══ Record extracts ══
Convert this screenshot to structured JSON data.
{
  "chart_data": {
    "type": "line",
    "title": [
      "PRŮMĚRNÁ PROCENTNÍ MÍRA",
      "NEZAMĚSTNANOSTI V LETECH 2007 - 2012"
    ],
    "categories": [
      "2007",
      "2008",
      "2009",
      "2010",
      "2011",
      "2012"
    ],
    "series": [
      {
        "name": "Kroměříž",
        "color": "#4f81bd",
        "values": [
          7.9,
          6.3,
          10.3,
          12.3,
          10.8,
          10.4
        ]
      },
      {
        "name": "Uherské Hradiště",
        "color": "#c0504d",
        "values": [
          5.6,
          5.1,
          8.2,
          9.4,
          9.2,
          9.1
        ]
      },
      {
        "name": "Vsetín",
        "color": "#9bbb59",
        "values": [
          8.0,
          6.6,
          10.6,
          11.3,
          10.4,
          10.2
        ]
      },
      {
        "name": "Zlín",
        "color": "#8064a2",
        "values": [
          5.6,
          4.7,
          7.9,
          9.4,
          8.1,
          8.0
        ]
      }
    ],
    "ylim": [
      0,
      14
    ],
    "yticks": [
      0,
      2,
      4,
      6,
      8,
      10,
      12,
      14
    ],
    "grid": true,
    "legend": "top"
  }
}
═══
══ Record extracts ══
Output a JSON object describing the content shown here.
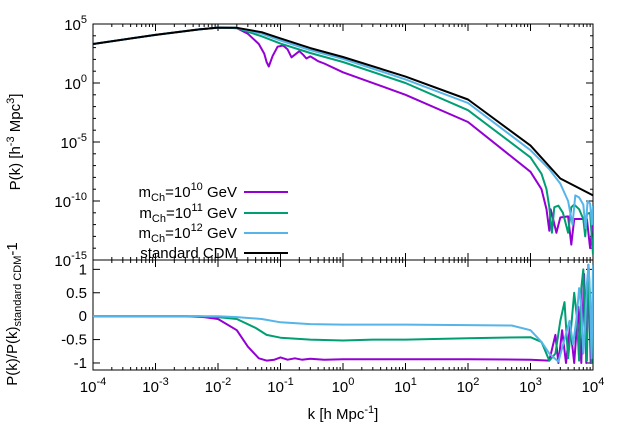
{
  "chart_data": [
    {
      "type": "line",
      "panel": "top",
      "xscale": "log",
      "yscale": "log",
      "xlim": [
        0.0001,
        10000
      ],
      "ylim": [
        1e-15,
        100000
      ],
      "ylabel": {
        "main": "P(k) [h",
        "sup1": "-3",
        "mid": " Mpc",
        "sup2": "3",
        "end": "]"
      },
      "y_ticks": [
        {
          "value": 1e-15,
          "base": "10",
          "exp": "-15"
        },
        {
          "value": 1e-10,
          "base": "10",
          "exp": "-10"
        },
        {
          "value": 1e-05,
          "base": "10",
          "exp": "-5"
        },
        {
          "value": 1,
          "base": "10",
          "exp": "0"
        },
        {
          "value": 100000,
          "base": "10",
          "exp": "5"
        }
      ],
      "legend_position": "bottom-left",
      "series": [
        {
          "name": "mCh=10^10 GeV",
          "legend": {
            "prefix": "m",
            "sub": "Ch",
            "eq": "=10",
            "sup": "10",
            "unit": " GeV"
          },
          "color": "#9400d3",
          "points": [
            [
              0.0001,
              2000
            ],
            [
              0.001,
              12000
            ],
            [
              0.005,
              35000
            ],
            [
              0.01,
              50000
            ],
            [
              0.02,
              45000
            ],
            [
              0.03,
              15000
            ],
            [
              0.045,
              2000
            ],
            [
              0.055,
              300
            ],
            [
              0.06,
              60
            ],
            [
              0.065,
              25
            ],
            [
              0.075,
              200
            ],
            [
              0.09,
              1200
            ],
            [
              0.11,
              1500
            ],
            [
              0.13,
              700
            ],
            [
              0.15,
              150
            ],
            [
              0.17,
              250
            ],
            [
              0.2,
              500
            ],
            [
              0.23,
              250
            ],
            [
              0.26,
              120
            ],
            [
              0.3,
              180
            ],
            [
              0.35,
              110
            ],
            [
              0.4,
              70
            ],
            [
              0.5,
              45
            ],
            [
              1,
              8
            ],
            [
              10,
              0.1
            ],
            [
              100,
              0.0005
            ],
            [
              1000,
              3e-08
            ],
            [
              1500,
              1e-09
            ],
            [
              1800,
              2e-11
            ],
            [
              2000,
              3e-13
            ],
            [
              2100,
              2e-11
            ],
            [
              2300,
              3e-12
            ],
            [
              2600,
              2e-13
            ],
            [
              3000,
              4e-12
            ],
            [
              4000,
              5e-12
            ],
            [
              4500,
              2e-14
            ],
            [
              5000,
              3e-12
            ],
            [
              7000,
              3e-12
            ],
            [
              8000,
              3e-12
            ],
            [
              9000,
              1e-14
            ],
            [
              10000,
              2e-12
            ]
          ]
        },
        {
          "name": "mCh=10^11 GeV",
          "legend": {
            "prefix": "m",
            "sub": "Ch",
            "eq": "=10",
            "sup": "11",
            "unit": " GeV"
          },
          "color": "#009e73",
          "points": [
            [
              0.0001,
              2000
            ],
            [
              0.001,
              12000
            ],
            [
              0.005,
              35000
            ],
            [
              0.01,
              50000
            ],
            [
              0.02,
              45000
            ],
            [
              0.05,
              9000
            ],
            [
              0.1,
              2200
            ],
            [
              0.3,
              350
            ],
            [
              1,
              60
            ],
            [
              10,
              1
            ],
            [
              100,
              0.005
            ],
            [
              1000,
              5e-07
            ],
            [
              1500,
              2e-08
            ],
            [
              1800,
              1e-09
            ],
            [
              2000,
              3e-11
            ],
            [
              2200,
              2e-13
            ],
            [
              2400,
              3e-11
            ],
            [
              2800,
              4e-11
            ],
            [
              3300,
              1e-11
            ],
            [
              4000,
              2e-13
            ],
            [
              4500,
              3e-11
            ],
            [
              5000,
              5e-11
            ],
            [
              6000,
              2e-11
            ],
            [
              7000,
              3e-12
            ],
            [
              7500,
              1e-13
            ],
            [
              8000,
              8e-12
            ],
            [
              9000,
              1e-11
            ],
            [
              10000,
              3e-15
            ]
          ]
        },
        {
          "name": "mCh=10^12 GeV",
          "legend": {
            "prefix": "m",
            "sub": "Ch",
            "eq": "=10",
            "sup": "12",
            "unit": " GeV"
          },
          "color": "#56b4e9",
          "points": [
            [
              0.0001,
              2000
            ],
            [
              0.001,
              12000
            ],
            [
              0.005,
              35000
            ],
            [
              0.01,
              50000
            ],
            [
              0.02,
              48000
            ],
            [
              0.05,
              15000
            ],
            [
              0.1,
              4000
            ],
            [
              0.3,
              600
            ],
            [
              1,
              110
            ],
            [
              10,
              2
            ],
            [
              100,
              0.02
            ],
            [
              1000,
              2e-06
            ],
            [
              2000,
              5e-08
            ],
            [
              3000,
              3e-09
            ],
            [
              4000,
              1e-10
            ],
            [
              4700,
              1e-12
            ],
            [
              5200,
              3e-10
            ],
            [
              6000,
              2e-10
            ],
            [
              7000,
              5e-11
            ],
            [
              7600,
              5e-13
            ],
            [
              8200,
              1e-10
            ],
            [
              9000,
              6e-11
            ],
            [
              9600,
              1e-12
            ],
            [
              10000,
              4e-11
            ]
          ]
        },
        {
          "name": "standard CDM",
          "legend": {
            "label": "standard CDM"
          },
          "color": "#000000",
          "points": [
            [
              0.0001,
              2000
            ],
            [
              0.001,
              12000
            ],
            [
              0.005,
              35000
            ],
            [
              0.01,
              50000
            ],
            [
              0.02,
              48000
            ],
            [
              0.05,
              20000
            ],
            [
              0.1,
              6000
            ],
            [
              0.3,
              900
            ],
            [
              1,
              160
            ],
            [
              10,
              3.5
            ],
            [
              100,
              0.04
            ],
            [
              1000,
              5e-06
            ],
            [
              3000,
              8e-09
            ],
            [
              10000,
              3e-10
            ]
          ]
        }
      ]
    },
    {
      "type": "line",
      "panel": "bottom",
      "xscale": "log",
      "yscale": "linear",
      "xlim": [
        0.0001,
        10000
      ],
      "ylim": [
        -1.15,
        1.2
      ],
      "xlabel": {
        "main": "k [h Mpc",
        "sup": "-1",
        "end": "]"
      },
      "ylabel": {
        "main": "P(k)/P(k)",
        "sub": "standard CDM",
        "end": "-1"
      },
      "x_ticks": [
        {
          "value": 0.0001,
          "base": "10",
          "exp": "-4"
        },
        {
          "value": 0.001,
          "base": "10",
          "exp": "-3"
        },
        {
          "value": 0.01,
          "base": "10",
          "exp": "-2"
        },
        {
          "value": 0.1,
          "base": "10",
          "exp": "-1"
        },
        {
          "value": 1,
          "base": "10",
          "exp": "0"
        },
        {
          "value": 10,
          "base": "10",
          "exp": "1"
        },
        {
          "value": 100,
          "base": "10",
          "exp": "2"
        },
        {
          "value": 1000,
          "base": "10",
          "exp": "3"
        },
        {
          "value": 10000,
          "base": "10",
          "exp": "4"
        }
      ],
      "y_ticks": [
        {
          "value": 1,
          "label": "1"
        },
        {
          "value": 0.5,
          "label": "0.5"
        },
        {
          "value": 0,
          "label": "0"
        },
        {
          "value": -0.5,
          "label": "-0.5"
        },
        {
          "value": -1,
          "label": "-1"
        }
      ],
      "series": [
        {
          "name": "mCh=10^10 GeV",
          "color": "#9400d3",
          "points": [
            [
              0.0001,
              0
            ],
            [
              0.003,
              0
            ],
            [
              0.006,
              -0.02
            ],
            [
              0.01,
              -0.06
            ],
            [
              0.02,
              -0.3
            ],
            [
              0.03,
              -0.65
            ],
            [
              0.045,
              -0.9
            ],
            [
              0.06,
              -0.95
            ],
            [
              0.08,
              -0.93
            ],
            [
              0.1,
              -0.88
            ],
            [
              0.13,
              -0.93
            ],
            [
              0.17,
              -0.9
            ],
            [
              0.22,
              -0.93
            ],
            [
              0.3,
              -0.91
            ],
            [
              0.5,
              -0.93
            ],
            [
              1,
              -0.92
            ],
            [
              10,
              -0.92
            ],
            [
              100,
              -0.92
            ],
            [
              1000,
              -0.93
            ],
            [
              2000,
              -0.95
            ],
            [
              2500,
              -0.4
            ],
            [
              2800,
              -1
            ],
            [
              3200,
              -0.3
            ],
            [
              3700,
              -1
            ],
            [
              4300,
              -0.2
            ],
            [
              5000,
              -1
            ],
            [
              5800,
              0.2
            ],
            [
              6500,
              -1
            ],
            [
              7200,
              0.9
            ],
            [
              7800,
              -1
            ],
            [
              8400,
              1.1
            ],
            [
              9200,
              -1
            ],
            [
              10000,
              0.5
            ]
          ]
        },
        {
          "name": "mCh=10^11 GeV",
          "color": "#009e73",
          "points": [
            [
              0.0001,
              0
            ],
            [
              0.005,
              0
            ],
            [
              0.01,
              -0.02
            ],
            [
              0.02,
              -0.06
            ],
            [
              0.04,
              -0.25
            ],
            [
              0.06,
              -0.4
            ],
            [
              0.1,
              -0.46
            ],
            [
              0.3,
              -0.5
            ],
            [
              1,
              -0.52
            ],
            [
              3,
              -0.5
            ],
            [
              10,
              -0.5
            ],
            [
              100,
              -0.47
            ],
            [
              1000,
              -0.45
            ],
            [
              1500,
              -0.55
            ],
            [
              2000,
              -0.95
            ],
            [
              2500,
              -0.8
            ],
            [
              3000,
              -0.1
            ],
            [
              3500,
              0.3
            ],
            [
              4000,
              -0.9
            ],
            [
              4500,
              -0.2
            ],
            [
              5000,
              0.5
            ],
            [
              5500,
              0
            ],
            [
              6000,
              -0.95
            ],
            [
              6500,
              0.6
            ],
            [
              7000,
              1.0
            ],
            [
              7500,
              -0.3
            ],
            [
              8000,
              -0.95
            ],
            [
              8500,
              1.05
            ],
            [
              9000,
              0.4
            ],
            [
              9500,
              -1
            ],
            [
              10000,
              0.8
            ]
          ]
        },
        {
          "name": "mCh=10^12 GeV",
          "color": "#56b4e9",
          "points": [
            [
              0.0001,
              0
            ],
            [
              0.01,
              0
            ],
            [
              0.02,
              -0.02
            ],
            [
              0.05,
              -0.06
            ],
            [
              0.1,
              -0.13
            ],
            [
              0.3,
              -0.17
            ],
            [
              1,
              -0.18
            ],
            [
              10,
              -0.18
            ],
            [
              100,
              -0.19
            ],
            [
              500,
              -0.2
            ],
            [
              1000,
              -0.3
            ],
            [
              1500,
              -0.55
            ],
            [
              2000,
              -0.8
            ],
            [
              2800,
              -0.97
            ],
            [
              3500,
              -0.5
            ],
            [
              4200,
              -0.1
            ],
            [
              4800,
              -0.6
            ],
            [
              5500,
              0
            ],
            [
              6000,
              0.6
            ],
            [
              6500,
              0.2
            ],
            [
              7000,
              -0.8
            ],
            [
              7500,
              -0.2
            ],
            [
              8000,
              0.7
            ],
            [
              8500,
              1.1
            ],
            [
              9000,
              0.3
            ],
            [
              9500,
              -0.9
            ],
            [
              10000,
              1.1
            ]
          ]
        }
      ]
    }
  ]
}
═══
══ Record extracts ══
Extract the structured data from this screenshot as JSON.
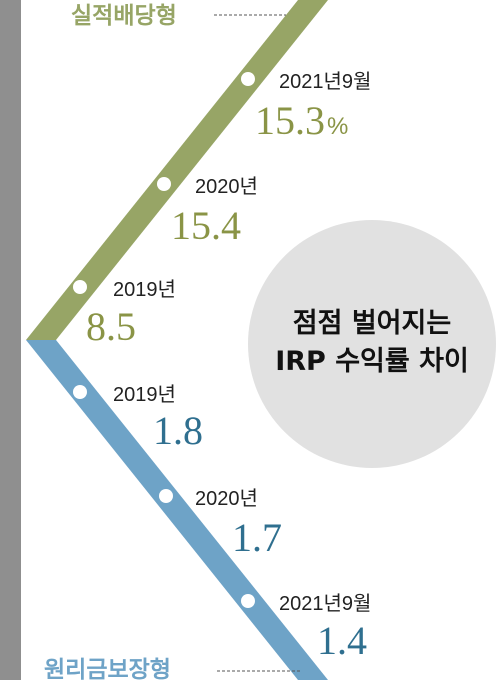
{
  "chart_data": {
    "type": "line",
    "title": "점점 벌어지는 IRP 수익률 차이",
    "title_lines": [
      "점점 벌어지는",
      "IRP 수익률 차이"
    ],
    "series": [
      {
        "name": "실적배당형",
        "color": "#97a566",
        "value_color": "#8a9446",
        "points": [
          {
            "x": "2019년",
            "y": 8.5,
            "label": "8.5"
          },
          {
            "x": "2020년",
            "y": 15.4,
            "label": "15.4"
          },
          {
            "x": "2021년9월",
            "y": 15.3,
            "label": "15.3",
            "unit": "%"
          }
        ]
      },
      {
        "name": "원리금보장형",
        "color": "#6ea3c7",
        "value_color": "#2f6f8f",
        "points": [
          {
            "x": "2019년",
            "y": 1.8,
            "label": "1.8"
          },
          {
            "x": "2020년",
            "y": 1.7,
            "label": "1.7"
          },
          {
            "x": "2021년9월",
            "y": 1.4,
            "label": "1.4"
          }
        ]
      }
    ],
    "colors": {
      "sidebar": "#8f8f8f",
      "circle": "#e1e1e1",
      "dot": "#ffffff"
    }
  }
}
═══
State how many lines of the records above contain "bottom", with no words besides the number.

▶ Output for this exercise
2